▶ **SHORT PROBLEM**:
Pull every "marché" line out of the data below.

▶ **EXERCISE INPUTS**:
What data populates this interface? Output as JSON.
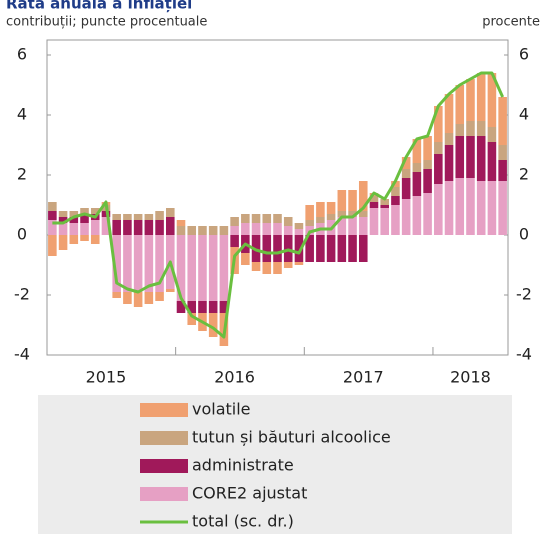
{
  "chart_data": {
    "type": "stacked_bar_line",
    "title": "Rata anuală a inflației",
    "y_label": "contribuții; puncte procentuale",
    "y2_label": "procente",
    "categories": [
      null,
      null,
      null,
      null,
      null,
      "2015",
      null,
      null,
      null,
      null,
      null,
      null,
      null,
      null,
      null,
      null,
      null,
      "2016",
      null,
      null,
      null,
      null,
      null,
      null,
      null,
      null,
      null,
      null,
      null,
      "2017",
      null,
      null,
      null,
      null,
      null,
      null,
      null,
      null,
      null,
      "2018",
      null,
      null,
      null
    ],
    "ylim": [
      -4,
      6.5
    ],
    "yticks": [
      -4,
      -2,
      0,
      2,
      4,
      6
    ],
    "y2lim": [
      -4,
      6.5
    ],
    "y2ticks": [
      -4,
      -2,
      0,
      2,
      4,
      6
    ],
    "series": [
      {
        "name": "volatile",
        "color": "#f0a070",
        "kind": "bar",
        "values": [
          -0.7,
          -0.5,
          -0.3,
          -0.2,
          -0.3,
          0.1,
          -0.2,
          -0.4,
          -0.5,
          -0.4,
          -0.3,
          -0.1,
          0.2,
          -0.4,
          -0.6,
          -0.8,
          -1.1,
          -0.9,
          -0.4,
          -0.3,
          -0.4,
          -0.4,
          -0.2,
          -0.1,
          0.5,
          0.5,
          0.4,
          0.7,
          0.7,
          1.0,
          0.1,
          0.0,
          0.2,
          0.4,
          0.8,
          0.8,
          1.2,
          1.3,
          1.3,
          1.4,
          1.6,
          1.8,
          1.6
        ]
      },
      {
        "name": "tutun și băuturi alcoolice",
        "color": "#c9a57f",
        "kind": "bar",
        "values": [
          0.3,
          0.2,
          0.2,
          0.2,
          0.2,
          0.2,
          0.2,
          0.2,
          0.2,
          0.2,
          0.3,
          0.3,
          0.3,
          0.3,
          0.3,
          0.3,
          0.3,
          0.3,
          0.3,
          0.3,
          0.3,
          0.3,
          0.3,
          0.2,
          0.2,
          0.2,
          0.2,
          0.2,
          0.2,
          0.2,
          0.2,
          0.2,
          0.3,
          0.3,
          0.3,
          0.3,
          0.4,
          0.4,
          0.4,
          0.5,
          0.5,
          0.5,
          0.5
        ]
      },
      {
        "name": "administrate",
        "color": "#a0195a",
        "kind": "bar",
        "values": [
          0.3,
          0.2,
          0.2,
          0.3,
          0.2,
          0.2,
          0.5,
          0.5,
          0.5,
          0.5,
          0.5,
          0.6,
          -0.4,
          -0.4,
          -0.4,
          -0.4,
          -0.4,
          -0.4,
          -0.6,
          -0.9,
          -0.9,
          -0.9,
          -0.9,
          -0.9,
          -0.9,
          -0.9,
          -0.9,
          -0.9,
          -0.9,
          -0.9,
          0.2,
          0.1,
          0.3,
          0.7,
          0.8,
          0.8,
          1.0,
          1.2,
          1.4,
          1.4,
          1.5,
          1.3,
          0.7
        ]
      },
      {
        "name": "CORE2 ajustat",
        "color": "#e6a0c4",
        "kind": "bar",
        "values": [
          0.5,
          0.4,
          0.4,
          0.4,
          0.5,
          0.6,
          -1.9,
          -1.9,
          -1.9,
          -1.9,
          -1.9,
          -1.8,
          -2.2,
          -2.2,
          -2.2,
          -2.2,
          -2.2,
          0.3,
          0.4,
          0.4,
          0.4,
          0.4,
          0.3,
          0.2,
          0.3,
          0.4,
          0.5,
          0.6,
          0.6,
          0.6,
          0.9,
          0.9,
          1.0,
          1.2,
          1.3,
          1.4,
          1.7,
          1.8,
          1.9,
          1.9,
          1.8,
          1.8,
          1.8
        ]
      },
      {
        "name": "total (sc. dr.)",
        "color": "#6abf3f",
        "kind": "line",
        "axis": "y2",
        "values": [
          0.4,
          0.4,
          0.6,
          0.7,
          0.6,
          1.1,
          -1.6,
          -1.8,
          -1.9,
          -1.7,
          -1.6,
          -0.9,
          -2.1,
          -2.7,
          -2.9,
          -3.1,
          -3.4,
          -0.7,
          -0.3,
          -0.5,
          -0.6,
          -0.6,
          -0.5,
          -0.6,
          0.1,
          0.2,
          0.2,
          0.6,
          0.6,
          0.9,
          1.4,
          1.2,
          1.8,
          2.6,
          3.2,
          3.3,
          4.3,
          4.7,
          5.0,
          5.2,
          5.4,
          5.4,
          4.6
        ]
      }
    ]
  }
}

---

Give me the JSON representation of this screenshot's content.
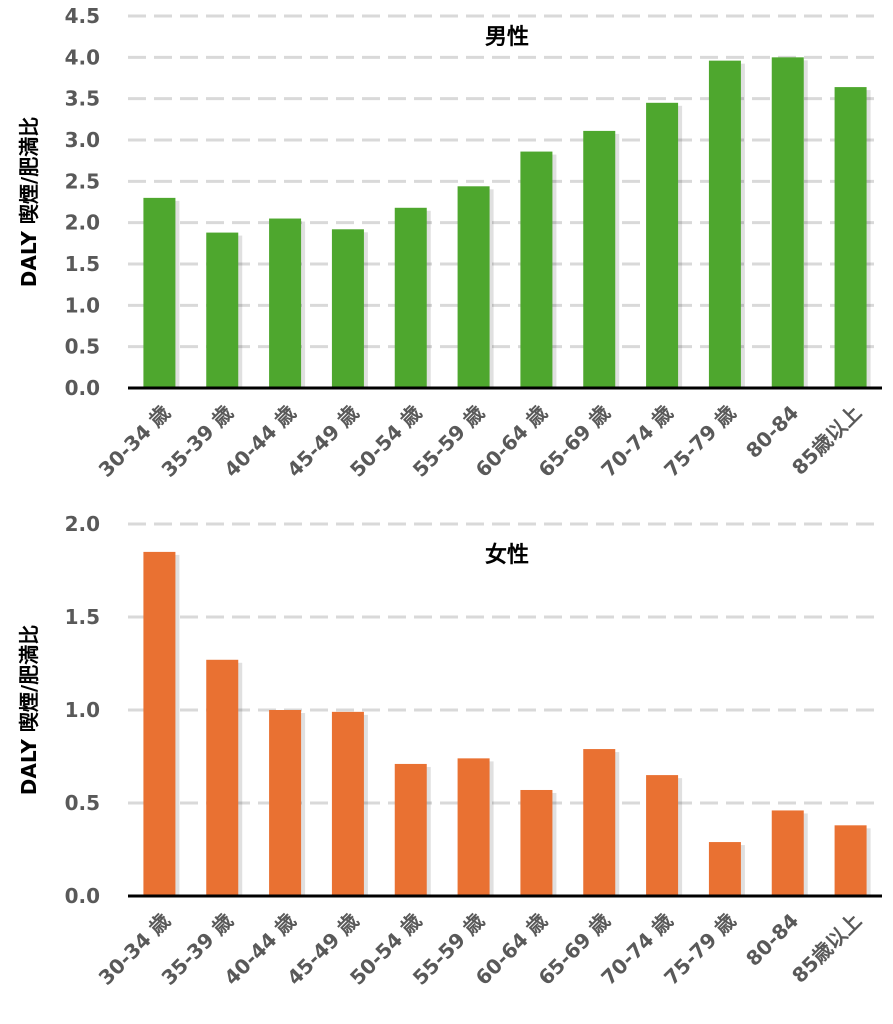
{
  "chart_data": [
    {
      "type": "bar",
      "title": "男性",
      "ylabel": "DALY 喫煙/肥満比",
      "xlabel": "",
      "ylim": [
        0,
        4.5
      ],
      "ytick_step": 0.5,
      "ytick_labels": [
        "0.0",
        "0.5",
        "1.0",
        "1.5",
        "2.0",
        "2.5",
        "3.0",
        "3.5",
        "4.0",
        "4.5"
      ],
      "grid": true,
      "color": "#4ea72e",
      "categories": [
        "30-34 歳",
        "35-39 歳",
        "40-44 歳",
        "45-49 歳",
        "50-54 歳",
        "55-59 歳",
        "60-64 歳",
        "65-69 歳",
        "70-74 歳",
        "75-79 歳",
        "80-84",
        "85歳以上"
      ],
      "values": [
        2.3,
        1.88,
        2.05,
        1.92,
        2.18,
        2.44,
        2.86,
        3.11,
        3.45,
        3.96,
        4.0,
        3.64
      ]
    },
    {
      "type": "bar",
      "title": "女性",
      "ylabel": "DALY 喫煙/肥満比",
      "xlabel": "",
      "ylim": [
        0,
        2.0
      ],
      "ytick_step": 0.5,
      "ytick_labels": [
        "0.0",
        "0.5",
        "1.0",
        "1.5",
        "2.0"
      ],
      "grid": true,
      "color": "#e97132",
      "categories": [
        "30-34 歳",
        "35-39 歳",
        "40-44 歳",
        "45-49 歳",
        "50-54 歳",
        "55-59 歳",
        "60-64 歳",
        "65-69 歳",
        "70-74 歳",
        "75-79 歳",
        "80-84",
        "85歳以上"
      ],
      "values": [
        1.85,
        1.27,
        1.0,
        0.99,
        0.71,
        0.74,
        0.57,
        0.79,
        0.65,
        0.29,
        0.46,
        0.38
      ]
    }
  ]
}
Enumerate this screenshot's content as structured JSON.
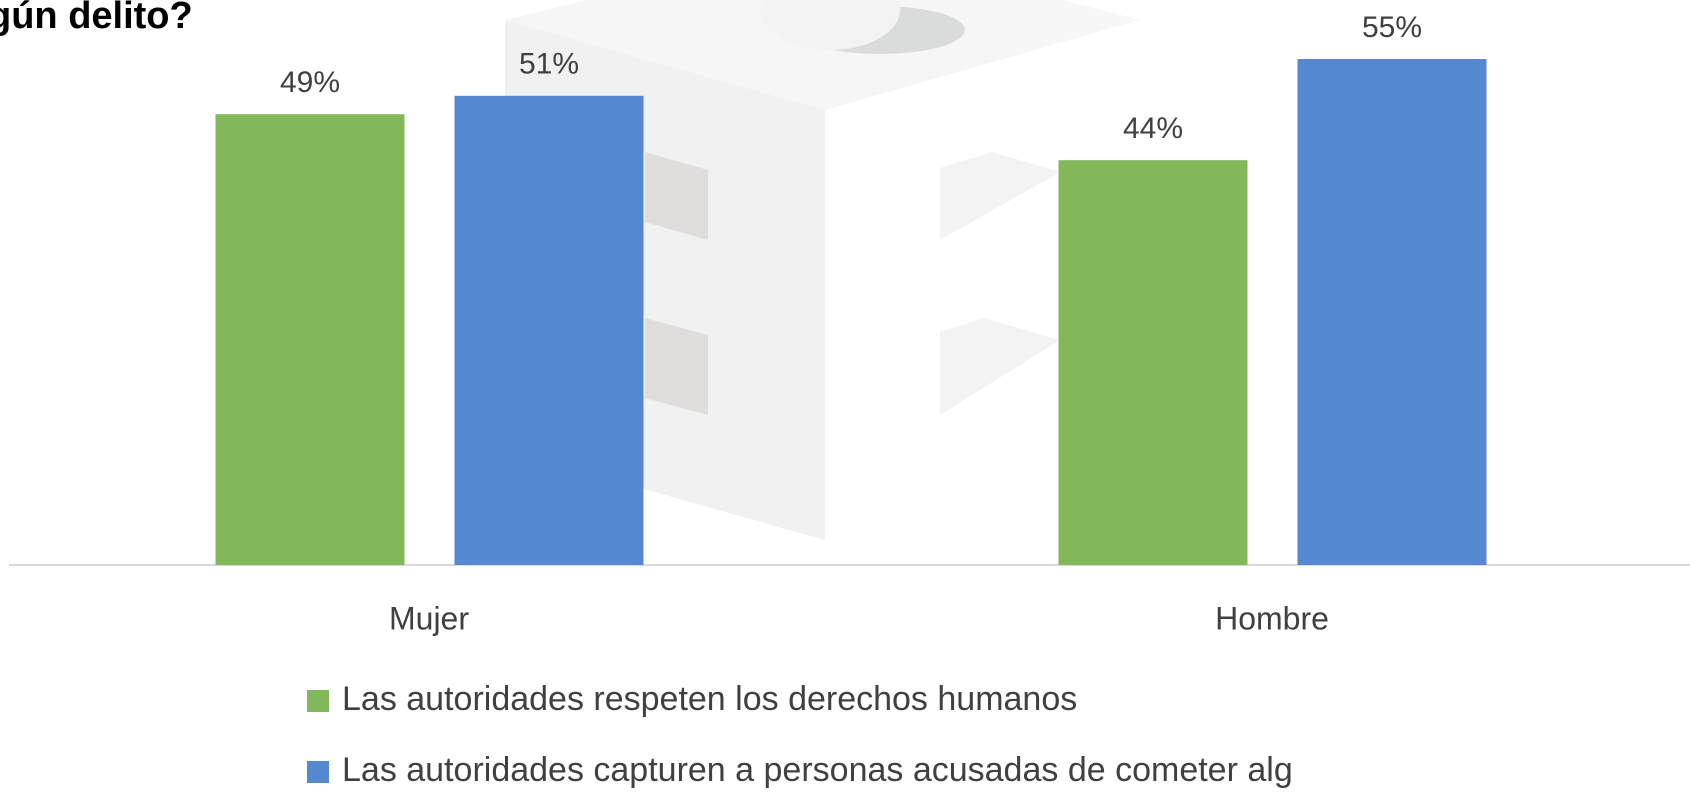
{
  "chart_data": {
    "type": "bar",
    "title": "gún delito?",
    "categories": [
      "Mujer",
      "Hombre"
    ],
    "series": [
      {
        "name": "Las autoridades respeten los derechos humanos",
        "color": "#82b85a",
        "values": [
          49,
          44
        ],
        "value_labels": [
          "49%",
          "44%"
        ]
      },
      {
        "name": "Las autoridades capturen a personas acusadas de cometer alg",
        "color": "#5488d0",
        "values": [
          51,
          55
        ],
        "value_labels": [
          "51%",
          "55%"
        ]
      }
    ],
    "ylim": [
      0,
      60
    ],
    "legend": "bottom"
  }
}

---

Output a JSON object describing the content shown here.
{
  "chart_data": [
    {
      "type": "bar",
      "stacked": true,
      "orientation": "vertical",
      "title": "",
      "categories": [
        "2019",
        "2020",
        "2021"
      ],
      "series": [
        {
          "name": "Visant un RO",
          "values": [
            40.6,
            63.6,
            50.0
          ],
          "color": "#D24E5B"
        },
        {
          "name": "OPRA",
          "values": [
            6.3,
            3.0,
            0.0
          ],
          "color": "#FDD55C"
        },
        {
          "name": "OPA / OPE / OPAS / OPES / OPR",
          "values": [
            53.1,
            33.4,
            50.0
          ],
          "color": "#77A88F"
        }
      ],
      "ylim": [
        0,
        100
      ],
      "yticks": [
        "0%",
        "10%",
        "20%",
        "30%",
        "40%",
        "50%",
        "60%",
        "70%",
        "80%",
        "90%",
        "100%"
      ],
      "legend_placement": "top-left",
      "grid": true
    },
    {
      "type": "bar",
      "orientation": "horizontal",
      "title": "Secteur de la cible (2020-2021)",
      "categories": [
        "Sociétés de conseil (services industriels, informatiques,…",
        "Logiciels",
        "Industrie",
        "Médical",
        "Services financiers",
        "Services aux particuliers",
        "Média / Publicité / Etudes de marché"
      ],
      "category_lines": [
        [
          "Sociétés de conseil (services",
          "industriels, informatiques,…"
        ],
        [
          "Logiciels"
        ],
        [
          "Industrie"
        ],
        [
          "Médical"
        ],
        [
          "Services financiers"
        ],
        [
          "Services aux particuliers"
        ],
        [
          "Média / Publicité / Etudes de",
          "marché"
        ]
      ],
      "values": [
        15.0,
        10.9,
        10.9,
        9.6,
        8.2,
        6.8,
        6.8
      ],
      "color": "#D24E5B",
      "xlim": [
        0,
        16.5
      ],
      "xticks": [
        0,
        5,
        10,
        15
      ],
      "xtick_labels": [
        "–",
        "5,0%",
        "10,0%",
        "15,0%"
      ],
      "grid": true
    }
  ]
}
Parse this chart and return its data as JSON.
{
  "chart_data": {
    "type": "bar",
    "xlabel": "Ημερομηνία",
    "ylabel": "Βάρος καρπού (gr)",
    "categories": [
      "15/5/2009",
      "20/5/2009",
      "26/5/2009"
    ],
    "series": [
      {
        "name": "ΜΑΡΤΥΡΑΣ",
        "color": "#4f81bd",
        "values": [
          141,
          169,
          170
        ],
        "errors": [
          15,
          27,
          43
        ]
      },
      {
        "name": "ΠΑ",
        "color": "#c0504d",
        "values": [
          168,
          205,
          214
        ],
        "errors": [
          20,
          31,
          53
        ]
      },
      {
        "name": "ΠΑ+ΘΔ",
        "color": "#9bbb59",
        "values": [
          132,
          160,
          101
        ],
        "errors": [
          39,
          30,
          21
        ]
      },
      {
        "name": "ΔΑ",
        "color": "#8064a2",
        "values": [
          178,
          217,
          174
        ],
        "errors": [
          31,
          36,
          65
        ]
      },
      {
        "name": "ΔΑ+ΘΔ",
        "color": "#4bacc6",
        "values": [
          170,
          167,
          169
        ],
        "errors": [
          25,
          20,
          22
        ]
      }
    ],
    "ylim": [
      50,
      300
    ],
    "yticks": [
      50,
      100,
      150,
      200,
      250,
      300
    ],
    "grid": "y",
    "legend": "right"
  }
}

▶ **CORRECT ANSWER**:
        "Média / Publicité / Etudes de marché"
          "marché"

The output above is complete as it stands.